▶ [Listed records]
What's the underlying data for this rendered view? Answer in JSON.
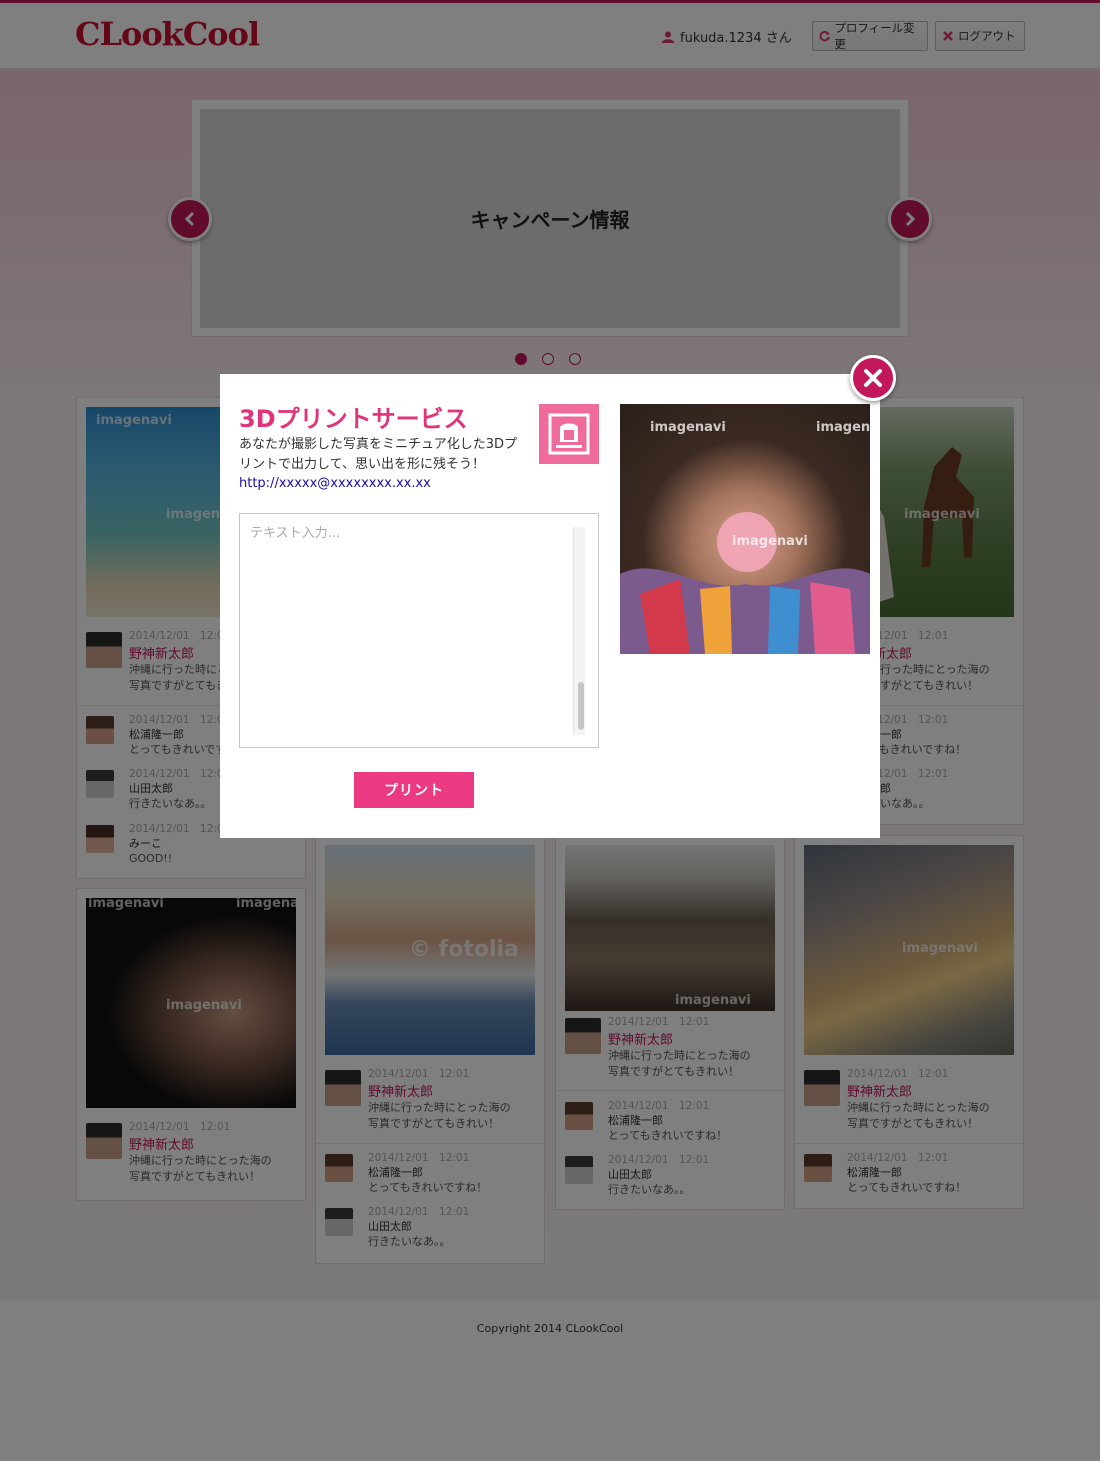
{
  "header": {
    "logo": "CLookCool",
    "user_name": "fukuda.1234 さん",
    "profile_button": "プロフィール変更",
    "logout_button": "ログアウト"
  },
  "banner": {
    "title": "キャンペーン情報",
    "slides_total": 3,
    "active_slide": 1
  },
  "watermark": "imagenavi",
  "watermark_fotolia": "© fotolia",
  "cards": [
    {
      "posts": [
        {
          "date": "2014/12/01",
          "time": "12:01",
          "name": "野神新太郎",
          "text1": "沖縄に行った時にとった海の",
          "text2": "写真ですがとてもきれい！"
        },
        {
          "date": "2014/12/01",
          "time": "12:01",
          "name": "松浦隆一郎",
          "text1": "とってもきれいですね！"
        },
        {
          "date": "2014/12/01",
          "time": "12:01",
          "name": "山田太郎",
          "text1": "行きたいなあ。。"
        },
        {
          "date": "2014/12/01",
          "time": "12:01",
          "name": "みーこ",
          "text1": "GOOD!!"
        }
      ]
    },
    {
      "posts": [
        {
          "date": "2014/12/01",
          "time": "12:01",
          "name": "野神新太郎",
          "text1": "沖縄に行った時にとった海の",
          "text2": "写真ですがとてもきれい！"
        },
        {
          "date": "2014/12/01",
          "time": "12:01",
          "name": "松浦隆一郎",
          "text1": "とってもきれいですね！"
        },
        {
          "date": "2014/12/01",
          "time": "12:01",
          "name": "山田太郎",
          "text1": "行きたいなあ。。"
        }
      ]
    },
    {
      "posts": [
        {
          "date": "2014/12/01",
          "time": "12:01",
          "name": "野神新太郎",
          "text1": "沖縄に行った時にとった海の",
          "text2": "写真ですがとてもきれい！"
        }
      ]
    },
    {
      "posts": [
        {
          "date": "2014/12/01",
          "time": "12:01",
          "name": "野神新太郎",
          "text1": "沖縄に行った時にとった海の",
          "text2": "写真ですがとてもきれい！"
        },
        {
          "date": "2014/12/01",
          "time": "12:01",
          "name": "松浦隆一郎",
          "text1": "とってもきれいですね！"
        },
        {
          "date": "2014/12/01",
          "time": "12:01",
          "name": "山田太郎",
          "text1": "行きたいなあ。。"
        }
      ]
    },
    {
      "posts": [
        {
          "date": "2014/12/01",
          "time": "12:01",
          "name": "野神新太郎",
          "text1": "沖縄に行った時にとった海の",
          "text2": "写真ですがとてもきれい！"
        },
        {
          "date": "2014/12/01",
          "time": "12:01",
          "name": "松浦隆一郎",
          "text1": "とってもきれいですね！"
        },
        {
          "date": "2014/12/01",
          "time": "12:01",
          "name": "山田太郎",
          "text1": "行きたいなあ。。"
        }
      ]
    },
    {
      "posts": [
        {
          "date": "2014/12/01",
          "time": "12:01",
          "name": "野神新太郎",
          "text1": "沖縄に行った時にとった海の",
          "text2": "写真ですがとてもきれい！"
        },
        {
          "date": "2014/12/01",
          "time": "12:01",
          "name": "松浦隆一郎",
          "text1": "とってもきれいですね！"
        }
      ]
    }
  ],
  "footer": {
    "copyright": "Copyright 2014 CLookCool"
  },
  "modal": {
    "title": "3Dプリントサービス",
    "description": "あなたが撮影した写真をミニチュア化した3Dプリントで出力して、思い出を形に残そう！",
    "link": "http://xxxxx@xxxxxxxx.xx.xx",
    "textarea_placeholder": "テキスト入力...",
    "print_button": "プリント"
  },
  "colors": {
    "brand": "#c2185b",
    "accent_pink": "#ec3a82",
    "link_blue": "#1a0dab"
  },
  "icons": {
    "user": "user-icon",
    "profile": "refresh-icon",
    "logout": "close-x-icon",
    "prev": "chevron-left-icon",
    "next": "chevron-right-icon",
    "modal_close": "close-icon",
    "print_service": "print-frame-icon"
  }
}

--

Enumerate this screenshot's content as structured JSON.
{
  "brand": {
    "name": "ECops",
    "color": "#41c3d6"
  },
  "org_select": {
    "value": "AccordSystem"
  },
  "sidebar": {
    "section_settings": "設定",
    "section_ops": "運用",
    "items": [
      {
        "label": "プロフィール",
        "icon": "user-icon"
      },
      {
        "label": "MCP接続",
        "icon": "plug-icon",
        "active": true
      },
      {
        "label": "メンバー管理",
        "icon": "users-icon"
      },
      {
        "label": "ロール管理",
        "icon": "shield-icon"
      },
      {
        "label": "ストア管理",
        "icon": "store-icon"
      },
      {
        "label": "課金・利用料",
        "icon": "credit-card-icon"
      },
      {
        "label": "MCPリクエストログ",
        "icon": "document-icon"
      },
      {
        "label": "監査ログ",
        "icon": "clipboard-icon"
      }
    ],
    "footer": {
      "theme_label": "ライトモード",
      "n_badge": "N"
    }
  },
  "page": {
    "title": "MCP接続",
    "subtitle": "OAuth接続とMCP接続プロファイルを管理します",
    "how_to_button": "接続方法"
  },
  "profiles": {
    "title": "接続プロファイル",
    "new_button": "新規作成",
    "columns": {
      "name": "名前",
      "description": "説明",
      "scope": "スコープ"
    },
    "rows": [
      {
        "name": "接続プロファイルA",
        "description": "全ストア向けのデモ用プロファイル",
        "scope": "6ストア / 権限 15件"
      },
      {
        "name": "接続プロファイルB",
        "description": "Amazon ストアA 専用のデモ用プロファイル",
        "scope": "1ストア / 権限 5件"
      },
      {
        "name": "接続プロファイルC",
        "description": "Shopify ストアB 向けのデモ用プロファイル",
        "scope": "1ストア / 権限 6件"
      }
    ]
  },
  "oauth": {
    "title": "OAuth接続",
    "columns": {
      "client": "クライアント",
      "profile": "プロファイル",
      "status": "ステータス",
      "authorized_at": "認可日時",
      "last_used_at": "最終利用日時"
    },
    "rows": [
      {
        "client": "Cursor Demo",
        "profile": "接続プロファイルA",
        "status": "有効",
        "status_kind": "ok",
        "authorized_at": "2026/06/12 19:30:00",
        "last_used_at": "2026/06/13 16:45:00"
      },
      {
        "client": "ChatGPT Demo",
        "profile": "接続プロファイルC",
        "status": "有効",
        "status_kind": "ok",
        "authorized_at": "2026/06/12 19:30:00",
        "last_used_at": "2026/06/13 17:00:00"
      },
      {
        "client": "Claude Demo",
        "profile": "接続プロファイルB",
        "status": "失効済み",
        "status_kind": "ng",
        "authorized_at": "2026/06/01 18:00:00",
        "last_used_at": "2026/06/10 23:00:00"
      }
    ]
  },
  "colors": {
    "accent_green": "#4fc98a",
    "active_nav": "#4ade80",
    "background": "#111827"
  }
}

==

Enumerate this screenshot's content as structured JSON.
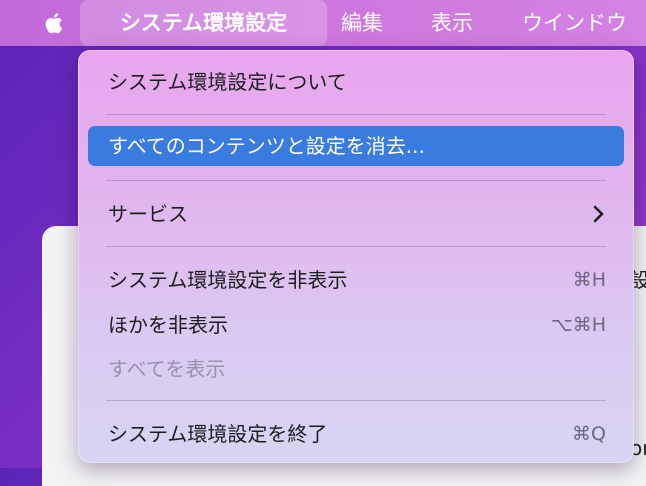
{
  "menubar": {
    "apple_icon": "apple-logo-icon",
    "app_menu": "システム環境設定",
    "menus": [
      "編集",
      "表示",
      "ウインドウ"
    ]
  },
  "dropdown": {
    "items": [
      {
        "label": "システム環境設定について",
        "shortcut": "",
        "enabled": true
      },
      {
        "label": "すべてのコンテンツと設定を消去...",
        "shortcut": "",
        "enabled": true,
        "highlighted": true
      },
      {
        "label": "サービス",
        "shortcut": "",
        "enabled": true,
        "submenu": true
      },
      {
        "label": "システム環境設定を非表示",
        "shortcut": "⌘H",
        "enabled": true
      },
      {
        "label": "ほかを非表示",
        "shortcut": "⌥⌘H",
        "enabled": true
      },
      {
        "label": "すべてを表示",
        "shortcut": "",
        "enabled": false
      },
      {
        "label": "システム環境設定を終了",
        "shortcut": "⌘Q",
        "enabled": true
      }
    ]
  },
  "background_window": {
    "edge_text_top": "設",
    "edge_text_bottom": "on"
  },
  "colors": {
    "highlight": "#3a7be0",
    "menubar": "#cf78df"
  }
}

▶ [Exercise] Track down all lines above with the string "scope" and copy them.

▶ [Answer below]
      "scope": "スコープ"
        "scope": "6ストア / 権限 15件"
        "scope": "1ストア / 権限 5件"
        "scope": "1ストア / 権限 6件"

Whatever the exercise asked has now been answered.